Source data
-------

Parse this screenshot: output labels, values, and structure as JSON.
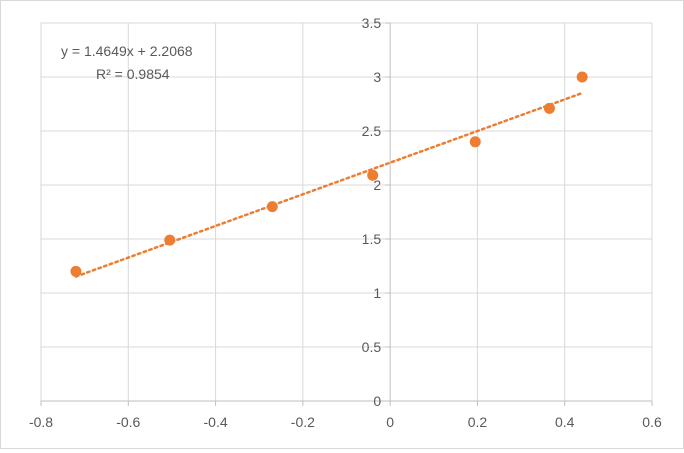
{
  "chart_data": {
    "type": "scatter",
    "title": "",
    "xlabel": "",
    "ylabel": "",
    "xlim": [
      -0.8,
      0.6
    ],
    "ylim": [
      0,
      3.5
    ],
    "x_ticks": [
      -0.8,
      -0.6,
      -0.4,
      -0.2,
      0,
      0.2,
      0.4,
      0.6
    ],
    "y_ticks": [
      0,
      0.5,
      1,
      1.5,
      2,
      2.5,
      3,
      3.5
    ],
    "x_tick_labels": [
      "-0.8",
      "-0.6",
      "-0.4",
      "-0.2",
      "0",
      "0.2",
      "0.4",
      "0.6"
    ],
    "y_tick_labels": [
      "0",
      "0.5",
      "1",
      "1.5",
      "2",
      "2.5",
      "3",
      "3.5"
    ],
    "grid": true,
    "legend": "none",
    "series": [
      {
        "x": [
          -0.72,
          -0.505,
          -0.27,
          -0.04,
          0.195,
          0.365,
          0.44
        ],
        "y": [
          1.2,
          1.49,
          1.8,
          2.09,
          2.4,
          2.71,
          3.0
        ],
        "color": "#ED7D31"
      }
    ],
    "trendline": {
      "kind": "linear",
      "slope": 1.4649,
      "intercept": 2.2068,
      "x_range": [
        -0.72,
        0.44
      ],
      "style": "dotted",
      "color": "#ED7D31"
    },
    "annotations": {
      "equation": "y = 1.4649x + 2.2068",
      "r_squared": "R² = 0.9854"
    },
    "grid_color": "#d9d9d9",
    "axis_color": "#bfbfbf"
  }
}
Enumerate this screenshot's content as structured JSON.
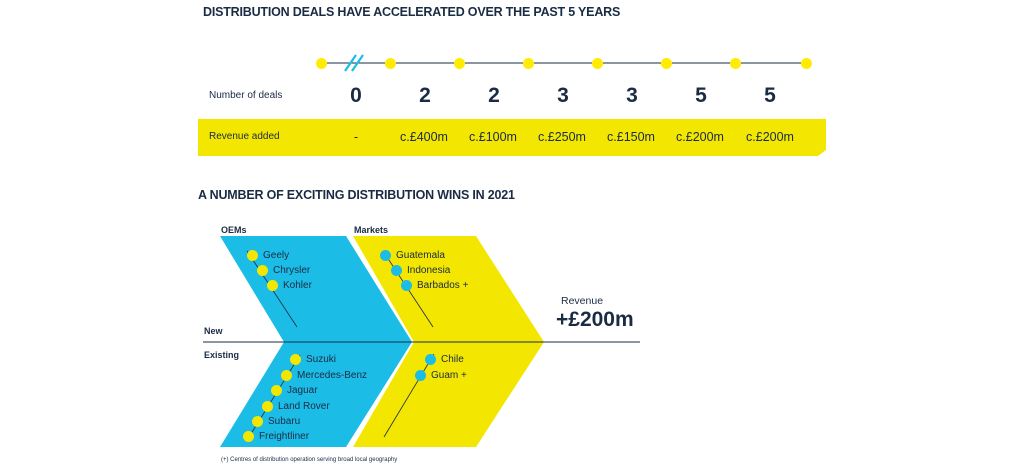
{
  "title_top": "DISTRIBUTION DEALS HAVE ACCELERATED OVER THE PAST 5 YEARS",
  "timeline": {
    "deals_label": "Number of deals",
    "revenue_label": "Revenue added",
    "deals": [
      "0",
      "2",
      "2",
      "3",
      "3",
      "5",
      "5"
    ],
    "revenue": [
      "-",
      "c.£400m",
      "c.£100m",
      "c.£250m",
      "c.£150m",
      "c.£200m",
      "c.£200m"
    ]
  },
  "title_bottom": "A NUMBER OF EXCITING DISTRIBUTION WINS IN 2021",
  "wins": {
    "oems_label": "OEMs",
    "markets_label": "Markets",
    "new_label": "New",
    "existing_label": "Existing",
    "oems_new": [
      "Geely",
      "Chrysler",
      "Kohler"
    ],
    "oems_existing": [
      "Suzuki",
      "Mercedes-Benz",
      "Jaguar",
      "Land Rover",
      "Subaru",
      "Freightliner"
    ],
    "markets_new": [
      "Guatemala",
      "Indonesia",
      "Barbados +"
    ],
    "markets_existing": [
      "Chile",
      "Guam +"
    ],
    "revenue_label": "Revenue",
    "revenue_value": "+£200m",
    "footnote": "(+) Centres of distribution operation serving broad local geography"
  },
  "colors": {
    "navy": "#1a2b44",
    "yellow": "#f3e600",
    "blue": "#1bbde6",
    "dot_yellow": "#ffec00"
  }
}
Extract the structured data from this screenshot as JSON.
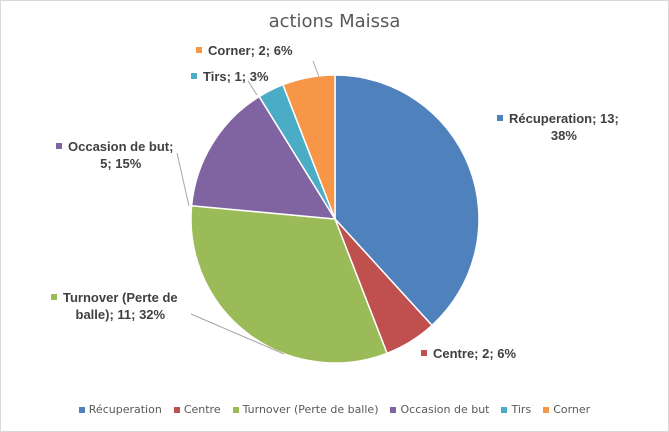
{
  "chart_data": {
    "type": "pie",
    "title": "actions Maissa",
    "legend_position": "bottom",
    "slices": [
      {
        "name": "Récuperation",
        "value": 13,
        "percent": "38%",
        "color": "#4f81bd",
        "label_lines": [
          "Récuperation; 13;",
          "38%"
        ]
      },
      {
        "name": "Centre",
        "value": 2,
        "percent": "6%",
        "color": "#c0504d",
        "label_lines": [
          "Centre; 2; 6%"
        ]
      },
      {
        "name": "Turnover (Perte de balle)",
        "value": 11,
        "percent": "32%",
        "color": "#9bbb59",
        "label_lines": [
          "Turnover (Perte de",
          "balle); 11; 32%"
        ]
      },
      {
        "name": "Occasion de but",
        "value": 5,
        "percent": "15%",
        "color": "#8064a2",
        "label_lines": [
          "Occasion de but;",
          "5; 15%"
        ]
      },
      {
        "name": "Tirs",
        "value": 1,
        "percent": "3%",
        "color": "#4bacc6",
        "label_lines": [
          "Tirs; 1; 3%"
        ]
      },
      {
        "name": "Corner",
        "value": 2,
        "percent": "6%",
        "color": "#f79646",
        "label_lines": [
          "Corner; 2; 6%"
        ]
      }
    ]
  }
}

-------

▸ What you should do: Using the data above, say how many lines include "Récuperation". No other reply is needed.

▸ Reply to the task: 2